> _DATA SECTION_
────

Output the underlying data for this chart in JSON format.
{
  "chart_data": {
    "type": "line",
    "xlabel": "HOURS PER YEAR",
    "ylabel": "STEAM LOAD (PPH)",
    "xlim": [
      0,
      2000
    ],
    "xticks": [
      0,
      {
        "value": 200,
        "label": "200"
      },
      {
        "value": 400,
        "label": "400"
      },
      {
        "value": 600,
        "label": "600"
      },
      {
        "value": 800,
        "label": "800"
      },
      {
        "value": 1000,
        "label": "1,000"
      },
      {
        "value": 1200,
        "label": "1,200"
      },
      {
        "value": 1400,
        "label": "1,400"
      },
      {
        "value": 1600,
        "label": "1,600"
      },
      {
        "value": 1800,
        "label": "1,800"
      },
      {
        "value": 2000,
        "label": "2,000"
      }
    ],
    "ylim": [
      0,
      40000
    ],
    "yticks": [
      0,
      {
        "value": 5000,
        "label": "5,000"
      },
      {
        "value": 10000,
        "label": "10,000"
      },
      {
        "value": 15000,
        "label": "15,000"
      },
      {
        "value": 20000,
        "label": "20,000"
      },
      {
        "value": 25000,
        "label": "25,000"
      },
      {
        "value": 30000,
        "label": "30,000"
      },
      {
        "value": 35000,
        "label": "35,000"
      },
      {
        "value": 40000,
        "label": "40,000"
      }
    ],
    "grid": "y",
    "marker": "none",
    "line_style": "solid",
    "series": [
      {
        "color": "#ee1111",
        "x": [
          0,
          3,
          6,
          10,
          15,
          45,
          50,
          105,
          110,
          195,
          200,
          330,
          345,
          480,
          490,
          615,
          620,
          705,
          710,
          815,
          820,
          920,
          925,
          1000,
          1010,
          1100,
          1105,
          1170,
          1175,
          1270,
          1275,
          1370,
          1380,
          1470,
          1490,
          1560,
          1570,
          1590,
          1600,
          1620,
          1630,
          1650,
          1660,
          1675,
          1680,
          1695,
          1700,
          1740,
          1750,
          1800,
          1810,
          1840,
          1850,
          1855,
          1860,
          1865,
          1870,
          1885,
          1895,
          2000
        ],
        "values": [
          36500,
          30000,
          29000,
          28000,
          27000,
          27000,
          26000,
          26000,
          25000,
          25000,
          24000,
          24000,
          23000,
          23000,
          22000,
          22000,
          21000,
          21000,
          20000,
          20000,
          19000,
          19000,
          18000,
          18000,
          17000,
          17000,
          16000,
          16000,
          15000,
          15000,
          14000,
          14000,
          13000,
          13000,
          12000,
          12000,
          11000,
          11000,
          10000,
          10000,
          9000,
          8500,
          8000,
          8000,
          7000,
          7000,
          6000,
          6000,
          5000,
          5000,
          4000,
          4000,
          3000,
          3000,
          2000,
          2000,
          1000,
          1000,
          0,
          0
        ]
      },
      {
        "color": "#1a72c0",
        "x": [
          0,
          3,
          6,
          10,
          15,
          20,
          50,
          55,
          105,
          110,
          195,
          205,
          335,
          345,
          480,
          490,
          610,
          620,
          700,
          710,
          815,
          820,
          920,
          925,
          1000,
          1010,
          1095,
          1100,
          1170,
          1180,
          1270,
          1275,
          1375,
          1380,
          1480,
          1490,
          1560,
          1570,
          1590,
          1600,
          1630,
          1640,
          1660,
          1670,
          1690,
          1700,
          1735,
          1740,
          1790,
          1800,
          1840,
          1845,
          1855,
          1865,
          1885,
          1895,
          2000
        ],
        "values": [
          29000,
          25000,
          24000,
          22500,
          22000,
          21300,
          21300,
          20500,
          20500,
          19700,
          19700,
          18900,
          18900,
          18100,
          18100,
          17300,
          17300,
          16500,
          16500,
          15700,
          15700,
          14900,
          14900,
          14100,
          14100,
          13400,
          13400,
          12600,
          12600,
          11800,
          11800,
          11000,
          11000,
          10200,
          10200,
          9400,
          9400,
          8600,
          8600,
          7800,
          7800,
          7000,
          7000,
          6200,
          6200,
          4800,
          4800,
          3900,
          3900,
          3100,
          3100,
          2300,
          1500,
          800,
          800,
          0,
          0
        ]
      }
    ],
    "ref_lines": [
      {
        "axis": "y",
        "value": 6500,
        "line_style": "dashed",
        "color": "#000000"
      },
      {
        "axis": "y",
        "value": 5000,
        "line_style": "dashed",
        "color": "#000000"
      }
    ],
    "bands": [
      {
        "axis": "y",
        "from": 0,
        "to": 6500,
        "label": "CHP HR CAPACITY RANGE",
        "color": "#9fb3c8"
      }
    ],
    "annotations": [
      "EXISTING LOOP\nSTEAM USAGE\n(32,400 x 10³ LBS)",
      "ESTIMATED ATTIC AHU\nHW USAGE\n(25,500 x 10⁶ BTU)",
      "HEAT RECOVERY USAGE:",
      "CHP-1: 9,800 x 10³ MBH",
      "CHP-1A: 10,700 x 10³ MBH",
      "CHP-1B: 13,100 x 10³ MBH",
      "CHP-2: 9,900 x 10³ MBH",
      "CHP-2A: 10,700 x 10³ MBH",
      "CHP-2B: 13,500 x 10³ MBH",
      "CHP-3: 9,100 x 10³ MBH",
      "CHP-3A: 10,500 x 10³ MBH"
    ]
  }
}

────

> _DESCRIPTION OF THE TASK_
Write out all the data again, exactly as it appears.

> _PROBLEM SOLUTION_
Output the underlying data for this chart in JSON format.
{
  "chart_data": {
    "type": "line",
    "xlabel": "HOURS PER YEAR",
    "ylabel": "STEAM LOAD (PPH)",
    "xlim": [
      0,
      2000
    ],
    "xticks": [
      0,
      {
        "value": 200,
        "label": "200"
      },
      {
        "value": 400,
        "label": "400"
      },
      {
        "value": 600,
        "label": "600"
      },
      {
        "value": 800,
        "label": "800"
      },
      {
        "value": 1000,
        "label": "1,000"
      },
      {
        "value": 1200,
        "label": "1,200"
      },
      {
        "value": 1400,
        "label": "1,400"
      },
      {
        "value": 1600,
        "label": "1,600"
      },
      {
        "value": 1800,
        "label": "1,800"
      },
      {
        "value": 2000,
        "label": "2,000"
      }
    ],
    "ylim": [
      0,
      40000
    ],
    "yticks": [
      0,
      {
        "value": 5000,
        "label": "5,000"
      },
      {
        "value": 10000,
        "label": "10,000"
      },
      {
        "value": 15000,
        "label": "15,000"
      },
      {
        "value": 20000,
        "label": "20,000"
      },
      {
        "value": 25000,
        "label": "25,000"
      },
      {
        "value": 30000,
        "label": "30,000"
      },
      {
        "value": 35000,
        "label": "35,000"
      },
      {
        "value": 40000,
        "label": "40,000"
      }
    ],
    "grid": "y",
    "marker": "none",
    "line_style": "solid",
    "series": [
      {
        "color": "#ee1111",
        "x": [
          0,
          3,
          6,
          10,
          15,
          45,
          50,
          105,
          110,
          195,
          200,
          330,
          345,
          480,
          490,
          615,
          620,
          705,
          710,
          815,
          820,
          920,
          925,
          1000,
          1010,
          1100,
          1105,
          1170,
          1175,
          1270,
          1275,
          1370,
          1380,
          1470,
          1490,
          1560,
          1570,
          1590,
          1600,
          1620,
          1630,
          1650,
          1660,
          1675,
          1680,
          1695,
          1700,
          1740,
          1750,
          1800,
          1810,
          1840,
          1850,
          1855,
          1860,
          1865,
          1870,
          1885,
          1895,
          2000
        ],
        "values": [
          36500,
          30000,
          29000,
          28000,
          27000,
          27000,
          26000,
          26000,
          25000,
          25000,
          24000,
          24000,
          23000,
          23000,
          22000,
          22000,
          21000,
          21000,
          20000,
          20000,
          19000,
          19000,
          18000,
          18000,
          17000,
          17000,
          16000,
          16000,
          15000,
          15000,
          14000,
          14000,
          13000,
          13000,
          12000,
          12000,
          11000,
          11000,
          10000,
          10000,
          9000,
          8500,
          8000,
          8000,
          7000,
          7000,
          6000,
          6000,
          5000,
          5000,
          4000,
          4000,
          3000,
          3000,
          2000,
          2000,
          1000,
          1000,
          0,
          0
        ]
      },
      {
        "color": "#1a72c0",
        "x": [
          0,
          3,
          6,
          10,
          15,
          20,
          50,
          55,
          105,
          110,
          195,
          205,
          335,
          345,
          480,
          490,
          610,
          620,
          700,
          710,
          815,
          820,
          920,
          925,
          1000,
          1010,
          1095,
          1100,
          1170,
          1180,
          1270,
          1275,
          1375,
          1380,
          1480,
          1490,
          1560,
          1570,
          1590,
          1600,
          1630,
          1640,
          1660,
          1670,
          1690,
          1700,
          1735,
          1740,
          1790,
          1800,
          1840,
          1845,
          1855,
          1865,
          1885,
          1895,
          2000
        ],
        "values": [
          29000,
          25000,
          24000,
          22500,
          22000,
          21300,
          21300,
          20500,
          20500,
          19700,
          19700,
          18900,
          18900,
          18100,
          18100,
          17300,
          17300,
          16500,
          16500,
          15700,
          15700,
          14900,
          14900,
          14100,
          14100,
          13400,
          13400,
          12600,
          12600,
          11800,
          11800,
          11000,
          11000,
          10200,
          10200,
          9400,
          9400,
          8600,
          8600,
          7800,
          7800,
          7000,
          7000,
          6200,
          6200,
          4800,
          4800,
          3900,
          3900,
          3100,
          3100,
          2300,
          1500,
          800,
          800,
          0,
          0
        ]
      }
    ],
    "ref_lines": [
      {
        "axis": "y",
        "value": 6500,
        "line_style": "dashed",
        "color": "#000000"
      },
      {
        "axis": "y",
        "value": 5000,
        "line_style": "dashed",
        "color": "#000000"
      }
    ],
    "bands": [
      {
        "axis": "y",
        "from": 0,
        "to": 6500,
        "label": "CHP HR CAPACITY RANGE",
        "color": "#9fb3c8"
      }
    ],
    "annotations": [
      "EXISTING LOOP\nSTEAM USAGE\n(32,400 x 10³ LBS)",
      "ESTIMATED ATTIC AHU\nHW USAGE\n(25,500 x 10⁶ BTU)",
      "HEAT RECOVERY USAGE:",
      "CHP-1: 9,800 x 10³ MBH",
      "CHP-1A: 10,700 x 10³ MBH",
      "CHP-1B: 13,100 x 10³ MBH",
      "CHP-2: 9,900 x 10³ MBH",
      "CHP-2A: 10,700 x 10³ MBH",
      "CHP-2B: 13,500 x 10³ MBH",
      "CHP-3: 9,100 x 10³ MBH",
      "CHP-3A: 10,500 x 10³ MBH"
    ]
  }
}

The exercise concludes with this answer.